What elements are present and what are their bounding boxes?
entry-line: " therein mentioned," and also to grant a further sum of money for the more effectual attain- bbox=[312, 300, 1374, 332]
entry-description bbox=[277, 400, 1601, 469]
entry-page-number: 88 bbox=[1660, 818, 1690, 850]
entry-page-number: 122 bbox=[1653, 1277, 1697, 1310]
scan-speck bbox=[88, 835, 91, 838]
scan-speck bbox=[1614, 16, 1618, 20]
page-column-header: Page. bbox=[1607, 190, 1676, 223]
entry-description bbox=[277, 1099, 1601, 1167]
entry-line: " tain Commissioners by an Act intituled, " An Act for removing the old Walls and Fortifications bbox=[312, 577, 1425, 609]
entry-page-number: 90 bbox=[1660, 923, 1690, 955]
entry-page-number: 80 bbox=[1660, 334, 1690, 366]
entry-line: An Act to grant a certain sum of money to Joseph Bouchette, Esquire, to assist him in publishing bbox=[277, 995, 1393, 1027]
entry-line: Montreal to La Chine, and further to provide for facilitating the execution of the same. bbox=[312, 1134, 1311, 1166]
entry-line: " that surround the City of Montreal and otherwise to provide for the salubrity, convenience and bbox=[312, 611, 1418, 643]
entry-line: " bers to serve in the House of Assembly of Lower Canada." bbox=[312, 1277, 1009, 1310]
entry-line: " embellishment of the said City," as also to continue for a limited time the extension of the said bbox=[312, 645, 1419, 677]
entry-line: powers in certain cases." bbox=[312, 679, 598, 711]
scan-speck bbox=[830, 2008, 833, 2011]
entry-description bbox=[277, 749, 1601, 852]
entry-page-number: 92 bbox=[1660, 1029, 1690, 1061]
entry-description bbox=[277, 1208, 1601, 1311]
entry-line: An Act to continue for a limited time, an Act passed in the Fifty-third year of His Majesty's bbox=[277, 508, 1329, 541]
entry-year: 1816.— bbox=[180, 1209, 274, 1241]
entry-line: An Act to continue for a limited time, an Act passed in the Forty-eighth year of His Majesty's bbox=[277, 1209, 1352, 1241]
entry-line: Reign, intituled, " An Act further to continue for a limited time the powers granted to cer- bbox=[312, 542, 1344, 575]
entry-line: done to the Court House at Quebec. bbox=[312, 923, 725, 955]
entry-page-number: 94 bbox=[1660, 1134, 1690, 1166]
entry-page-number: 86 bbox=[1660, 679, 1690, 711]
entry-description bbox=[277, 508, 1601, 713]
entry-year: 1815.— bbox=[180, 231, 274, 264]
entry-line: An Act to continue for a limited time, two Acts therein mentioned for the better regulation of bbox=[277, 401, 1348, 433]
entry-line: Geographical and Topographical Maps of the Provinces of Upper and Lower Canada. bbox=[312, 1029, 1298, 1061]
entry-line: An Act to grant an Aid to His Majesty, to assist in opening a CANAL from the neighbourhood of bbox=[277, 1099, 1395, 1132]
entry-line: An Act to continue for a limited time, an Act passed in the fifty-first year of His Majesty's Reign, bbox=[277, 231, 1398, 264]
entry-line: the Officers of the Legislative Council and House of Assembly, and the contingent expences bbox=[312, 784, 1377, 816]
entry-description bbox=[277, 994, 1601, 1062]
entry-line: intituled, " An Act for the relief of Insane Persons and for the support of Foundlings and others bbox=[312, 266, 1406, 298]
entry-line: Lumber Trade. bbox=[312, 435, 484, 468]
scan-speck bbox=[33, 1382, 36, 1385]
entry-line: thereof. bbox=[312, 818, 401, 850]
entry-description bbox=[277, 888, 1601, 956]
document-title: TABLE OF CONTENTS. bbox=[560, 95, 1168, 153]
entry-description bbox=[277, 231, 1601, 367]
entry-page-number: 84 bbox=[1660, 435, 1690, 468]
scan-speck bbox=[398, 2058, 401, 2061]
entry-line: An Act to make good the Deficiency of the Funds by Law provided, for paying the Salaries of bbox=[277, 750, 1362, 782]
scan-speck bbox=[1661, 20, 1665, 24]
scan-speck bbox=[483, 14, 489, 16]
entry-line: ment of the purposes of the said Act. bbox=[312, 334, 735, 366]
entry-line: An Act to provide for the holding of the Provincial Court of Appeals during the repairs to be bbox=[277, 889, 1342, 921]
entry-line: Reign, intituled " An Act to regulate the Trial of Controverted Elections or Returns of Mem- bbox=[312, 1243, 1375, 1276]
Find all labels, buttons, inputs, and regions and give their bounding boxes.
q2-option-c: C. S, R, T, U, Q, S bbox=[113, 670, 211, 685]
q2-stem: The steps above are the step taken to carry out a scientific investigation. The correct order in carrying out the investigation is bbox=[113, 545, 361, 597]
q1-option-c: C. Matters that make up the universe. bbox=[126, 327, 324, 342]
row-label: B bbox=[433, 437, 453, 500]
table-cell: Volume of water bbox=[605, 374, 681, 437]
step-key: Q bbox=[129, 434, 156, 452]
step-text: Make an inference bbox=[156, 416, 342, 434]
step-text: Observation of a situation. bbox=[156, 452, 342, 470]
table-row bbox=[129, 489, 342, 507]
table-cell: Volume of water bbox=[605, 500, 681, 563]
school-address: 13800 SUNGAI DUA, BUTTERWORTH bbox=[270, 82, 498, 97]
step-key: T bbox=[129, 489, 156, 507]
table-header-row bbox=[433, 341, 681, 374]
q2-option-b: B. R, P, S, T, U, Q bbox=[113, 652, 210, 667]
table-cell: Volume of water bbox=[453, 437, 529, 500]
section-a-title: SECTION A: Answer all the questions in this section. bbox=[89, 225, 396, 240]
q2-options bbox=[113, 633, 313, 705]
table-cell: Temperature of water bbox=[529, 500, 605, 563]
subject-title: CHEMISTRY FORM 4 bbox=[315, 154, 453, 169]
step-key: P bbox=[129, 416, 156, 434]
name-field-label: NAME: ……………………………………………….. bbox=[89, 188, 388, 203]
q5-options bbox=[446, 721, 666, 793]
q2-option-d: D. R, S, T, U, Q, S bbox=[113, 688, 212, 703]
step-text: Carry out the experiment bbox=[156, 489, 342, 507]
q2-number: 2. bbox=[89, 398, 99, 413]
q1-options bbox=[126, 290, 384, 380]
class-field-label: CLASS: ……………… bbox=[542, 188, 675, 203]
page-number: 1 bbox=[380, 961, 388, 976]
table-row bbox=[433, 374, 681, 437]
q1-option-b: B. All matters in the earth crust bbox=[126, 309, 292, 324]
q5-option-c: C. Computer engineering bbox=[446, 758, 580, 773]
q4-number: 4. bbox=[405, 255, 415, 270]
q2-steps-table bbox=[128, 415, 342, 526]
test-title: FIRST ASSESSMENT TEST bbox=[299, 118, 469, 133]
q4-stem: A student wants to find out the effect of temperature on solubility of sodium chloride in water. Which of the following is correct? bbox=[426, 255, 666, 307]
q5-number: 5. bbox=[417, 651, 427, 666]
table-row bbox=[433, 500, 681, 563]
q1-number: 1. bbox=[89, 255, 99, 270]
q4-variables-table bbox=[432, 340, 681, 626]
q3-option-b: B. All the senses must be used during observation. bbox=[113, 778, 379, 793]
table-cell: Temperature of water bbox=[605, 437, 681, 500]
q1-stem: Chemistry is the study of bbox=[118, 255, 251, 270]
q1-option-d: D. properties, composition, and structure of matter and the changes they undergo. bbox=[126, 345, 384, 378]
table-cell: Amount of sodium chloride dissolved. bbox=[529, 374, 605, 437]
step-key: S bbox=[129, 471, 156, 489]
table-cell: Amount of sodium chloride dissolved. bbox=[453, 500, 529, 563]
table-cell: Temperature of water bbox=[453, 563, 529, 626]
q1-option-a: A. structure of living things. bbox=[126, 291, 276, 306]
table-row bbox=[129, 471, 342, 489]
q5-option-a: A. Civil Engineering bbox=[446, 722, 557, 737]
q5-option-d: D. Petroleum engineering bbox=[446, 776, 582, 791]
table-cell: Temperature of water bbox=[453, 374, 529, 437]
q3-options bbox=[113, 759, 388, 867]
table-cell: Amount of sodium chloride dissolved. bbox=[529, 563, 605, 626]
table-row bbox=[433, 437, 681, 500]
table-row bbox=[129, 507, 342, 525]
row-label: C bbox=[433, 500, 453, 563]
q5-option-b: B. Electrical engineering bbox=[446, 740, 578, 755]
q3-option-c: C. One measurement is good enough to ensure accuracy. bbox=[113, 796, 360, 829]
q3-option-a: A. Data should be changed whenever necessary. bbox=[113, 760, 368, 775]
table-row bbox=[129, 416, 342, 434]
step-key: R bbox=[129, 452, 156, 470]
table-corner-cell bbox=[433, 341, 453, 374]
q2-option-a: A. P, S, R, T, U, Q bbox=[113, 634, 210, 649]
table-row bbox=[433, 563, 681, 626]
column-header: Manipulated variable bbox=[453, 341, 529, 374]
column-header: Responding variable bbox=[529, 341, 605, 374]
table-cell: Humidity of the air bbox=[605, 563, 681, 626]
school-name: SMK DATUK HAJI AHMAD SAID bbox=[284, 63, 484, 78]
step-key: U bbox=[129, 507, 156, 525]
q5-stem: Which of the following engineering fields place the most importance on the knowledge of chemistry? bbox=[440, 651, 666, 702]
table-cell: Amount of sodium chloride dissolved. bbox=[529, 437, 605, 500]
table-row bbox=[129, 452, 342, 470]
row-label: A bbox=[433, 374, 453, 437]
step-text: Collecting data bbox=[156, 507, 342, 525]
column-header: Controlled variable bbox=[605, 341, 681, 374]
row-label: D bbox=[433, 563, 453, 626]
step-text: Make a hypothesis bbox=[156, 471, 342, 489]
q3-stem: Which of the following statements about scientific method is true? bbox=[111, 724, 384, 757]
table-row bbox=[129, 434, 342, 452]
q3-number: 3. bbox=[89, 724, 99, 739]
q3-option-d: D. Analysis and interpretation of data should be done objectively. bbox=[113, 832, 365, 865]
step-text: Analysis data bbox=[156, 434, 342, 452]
----
▶ **Exercise objective**:
Give everything from the first row down to the row that contains "entry-description bbox=[277, 400, 1601, 469]" as a numbered list, leaving out any blank lines.

▶ **Response for this exercise**:
1. What elements are present and what are their bounding boxes?
2. entry-line: " therein mentioned," and also to grant a further sum of money for the more effectual attain- bbox=[312, 300, 1374, 332]
3. entry-description bbox=[277, 400, 1601, 469]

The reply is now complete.